-- Data in this exercise start --
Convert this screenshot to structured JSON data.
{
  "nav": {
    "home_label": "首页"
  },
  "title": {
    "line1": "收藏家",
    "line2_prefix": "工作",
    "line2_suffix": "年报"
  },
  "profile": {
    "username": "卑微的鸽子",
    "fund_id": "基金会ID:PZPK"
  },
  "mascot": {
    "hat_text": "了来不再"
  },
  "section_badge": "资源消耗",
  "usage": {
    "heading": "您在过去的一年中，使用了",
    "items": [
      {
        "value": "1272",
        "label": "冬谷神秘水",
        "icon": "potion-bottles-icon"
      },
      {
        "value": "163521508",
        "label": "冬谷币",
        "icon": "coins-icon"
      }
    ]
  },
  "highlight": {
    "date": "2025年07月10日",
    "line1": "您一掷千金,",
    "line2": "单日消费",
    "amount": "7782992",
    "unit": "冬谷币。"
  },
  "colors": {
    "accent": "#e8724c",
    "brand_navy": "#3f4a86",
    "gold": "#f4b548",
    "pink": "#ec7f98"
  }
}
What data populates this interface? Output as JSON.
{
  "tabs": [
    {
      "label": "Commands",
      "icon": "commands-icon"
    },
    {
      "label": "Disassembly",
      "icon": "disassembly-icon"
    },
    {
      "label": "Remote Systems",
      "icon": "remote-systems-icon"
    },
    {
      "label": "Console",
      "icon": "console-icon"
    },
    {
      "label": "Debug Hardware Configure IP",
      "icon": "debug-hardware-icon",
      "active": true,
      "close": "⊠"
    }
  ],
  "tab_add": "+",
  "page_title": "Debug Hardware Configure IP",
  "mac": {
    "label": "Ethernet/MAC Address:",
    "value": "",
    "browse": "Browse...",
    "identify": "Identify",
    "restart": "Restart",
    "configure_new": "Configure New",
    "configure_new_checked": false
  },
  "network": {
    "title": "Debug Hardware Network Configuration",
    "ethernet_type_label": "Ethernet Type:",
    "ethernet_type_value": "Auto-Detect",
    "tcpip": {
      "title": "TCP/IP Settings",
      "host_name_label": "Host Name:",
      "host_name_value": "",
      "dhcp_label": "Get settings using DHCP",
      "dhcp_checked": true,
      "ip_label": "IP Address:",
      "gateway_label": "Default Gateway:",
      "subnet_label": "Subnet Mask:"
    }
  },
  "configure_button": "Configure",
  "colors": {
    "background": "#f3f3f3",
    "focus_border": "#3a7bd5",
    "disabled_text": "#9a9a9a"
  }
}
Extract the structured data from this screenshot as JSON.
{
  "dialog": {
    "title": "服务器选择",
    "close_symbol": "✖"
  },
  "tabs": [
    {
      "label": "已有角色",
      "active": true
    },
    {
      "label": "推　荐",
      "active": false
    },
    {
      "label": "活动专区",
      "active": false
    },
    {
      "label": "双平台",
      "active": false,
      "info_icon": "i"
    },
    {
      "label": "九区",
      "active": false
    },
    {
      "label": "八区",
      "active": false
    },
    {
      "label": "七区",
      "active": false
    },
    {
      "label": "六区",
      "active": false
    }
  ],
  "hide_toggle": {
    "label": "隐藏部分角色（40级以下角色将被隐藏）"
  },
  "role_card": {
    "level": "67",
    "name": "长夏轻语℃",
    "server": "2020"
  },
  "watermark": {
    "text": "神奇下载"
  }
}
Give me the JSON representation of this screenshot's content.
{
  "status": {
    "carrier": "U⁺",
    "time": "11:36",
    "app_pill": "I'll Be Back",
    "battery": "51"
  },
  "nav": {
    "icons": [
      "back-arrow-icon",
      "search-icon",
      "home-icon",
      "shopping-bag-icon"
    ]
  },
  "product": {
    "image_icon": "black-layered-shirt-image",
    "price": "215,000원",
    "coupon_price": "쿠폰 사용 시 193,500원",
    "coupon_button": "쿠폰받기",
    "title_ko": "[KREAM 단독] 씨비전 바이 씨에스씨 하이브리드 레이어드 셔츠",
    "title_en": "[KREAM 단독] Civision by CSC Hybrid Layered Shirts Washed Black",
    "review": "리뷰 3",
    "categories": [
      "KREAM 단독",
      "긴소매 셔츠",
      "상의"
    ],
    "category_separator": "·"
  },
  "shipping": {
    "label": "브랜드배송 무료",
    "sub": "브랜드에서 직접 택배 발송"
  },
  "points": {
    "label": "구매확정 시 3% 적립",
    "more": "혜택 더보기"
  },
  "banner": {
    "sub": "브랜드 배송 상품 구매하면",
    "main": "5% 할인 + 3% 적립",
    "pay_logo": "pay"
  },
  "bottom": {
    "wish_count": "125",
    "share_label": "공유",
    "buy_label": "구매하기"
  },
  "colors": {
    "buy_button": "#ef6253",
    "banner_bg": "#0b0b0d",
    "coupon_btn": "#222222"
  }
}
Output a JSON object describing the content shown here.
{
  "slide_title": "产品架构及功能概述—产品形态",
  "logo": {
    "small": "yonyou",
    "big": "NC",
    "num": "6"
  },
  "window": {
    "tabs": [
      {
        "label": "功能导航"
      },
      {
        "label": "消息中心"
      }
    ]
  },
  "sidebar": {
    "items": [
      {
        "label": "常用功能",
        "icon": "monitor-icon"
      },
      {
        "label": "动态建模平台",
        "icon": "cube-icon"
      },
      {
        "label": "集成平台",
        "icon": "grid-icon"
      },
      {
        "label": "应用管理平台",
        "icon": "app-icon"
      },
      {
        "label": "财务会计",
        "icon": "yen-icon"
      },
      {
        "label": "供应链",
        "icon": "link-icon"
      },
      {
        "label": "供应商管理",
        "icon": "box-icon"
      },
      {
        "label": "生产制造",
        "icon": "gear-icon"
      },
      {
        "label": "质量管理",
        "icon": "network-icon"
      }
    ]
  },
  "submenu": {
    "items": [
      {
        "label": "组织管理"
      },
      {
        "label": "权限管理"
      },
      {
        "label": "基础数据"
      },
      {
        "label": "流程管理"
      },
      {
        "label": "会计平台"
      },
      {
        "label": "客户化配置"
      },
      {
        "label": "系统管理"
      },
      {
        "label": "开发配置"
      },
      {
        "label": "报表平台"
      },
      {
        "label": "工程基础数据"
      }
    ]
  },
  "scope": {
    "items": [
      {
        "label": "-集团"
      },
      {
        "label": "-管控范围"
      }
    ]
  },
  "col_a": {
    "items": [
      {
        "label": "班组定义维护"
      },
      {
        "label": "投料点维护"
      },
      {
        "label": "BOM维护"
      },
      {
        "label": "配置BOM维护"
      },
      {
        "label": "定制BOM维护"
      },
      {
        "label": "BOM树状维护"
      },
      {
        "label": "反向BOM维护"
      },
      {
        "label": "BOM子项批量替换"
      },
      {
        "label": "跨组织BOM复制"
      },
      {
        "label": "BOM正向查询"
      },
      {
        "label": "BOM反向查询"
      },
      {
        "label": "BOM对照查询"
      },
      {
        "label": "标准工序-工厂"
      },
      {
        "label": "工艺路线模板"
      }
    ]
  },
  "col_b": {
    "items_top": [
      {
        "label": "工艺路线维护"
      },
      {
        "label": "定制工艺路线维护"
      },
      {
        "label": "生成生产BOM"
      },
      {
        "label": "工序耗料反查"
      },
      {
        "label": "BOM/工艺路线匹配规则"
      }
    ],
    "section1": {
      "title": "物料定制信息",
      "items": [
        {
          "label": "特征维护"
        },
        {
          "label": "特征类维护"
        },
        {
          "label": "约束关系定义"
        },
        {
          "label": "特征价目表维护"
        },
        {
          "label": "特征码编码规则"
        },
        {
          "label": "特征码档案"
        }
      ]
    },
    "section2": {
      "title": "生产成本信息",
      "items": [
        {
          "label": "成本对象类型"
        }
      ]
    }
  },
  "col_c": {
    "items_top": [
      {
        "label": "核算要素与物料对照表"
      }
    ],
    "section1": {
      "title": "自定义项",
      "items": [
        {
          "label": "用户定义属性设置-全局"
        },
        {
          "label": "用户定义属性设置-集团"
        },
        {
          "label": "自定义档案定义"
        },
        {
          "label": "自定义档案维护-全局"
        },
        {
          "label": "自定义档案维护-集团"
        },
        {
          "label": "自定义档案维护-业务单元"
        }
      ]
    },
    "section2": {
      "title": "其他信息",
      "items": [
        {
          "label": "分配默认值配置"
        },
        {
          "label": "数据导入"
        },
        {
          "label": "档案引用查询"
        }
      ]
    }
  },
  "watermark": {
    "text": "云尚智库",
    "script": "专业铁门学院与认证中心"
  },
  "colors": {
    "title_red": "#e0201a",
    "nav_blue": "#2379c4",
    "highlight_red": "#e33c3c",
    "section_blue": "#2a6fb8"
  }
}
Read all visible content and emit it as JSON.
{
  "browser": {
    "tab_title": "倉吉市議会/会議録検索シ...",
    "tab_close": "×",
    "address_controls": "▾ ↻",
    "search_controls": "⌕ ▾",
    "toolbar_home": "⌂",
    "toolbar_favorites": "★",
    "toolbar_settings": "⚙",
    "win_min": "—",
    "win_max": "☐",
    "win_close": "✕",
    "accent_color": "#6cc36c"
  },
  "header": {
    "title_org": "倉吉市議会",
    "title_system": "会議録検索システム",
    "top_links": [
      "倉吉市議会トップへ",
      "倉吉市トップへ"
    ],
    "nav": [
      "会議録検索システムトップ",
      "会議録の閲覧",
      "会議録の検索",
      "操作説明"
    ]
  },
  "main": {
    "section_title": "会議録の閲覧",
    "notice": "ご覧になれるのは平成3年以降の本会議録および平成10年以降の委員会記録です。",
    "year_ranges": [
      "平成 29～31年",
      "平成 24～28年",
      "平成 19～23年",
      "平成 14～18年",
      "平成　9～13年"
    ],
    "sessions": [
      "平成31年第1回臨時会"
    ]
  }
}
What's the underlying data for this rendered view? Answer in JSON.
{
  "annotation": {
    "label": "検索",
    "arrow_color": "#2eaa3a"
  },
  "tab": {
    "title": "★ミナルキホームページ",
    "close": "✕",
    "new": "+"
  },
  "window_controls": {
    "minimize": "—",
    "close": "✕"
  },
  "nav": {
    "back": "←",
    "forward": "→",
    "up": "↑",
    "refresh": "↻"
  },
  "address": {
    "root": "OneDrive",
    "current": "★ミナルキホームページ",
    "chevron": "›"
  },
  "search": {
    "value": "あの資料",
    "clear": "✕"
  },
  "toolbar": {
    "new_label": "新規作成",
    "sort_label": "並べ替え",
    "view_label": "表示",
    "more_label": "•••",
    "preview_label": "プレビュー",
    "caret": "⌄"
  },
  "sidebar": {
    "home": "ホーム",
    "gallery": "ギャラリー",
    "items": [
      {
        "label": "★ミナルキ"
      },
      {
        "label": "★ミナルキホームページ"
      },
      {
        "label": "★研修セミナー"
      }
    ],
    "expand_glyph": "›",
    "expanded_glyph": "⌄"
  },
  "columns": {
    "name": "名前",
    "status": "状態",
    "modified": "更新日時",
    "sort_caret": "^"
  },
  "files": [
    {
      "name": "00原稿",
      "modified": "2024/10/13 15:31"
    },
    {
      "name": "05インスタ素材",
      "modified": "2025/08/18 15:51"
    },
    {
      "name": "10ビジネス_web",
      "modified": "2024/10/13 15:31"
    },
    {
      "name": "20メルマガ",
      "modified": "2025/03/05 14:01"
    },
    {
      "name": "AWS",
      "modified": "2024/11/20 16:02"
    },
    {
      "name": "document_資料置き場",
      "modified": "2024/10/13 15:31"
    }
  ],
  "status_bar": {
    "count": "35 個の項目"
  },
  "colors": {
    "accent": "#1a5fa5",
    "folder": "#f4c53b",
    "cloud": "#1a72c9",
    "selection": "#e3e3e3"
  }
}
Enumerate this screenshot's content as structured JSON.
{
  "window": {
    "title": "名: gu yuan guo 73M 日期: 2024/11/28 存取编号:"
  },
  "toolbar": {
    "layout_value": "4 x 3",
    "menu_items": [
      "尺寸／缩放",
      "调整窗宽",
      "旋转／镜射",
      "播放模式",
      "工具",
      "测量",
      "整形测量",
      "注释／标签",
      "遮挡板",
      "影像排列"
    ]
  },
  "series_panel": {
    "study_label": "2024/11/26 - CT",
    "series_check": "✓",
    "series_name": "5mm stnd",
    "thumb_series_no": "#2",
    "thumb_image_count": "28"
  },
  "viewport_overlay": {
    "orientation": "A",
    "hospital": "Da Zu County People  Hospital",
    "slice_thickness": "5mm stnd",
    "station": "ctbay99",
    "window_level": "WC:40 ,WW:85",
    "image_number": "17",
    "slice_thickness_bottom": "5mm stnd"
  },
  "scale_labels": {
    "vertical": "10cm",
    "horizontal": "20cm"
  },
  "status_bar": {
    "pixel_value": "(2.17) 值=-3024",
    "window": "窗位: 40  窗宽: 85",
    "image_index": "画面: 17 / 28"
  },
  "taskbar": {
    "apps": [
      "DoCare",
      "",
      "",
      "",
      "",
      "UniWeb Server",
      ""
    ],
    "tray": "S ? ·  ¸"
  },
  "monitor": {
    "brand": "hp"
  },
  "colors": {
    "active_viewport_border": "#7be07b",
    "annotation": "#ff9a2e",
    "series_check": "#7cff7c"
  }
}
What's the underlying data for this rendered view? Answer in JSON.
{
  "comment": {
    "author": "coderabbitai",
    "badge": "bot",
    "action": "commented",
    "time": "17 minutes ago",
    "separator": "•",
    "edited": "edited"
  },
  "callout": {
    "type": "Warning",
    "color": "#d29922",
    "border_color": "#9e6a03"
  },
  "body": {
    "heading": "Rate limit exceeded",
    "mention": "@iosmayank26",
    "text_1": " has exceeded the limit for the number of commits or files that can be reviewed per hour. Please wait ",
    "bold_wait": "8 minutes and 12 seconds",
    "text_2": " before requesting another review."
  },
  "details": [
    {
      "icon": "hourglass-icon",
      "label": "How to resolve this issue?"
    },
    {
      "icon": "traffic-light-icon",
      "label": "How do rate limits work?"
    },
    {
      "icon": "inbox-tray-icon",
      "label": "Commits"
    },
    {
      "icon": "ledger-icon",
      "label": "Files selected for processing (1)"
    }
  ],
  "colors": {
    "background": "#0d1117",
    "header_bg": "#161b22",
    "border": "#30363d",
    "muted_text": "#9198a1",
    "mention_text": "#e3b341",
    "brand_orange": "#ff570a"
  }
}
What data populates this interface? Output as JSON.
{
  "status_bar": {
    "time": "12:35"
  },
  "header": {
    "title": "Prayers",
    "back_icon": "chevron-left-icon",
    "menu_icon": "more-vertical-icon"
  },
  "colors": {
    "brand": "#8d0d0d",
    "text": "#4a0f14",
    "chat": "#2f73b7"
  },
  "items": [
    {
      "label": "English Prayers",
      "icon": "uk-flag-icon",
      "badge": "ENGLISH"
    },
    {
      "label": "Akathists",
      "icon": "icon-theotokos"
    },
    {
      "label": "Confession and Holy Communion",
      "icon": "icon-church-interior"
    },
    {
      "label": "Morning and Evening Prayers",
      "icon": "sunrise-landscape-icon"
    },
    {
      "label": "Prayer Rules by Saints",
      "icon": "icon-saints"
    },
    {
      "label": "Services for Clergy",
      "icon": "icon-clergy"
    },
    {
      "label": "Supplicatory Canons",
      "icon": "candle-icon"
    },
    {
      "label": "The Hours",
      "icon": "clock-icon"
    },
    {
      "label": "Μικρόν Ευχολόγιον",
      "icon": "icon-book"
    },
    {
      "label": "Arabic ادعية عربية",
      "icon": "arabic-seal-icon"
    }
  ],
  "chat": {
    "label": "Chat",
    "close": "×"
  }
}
-- Data in this exercise end --
Required work
Reproduce every line of the listing above in which the string "heading" appears.

Exercise solution
    "heading": "您在过去的一年中，使用了",
    "heading": "Rate limit exceeded",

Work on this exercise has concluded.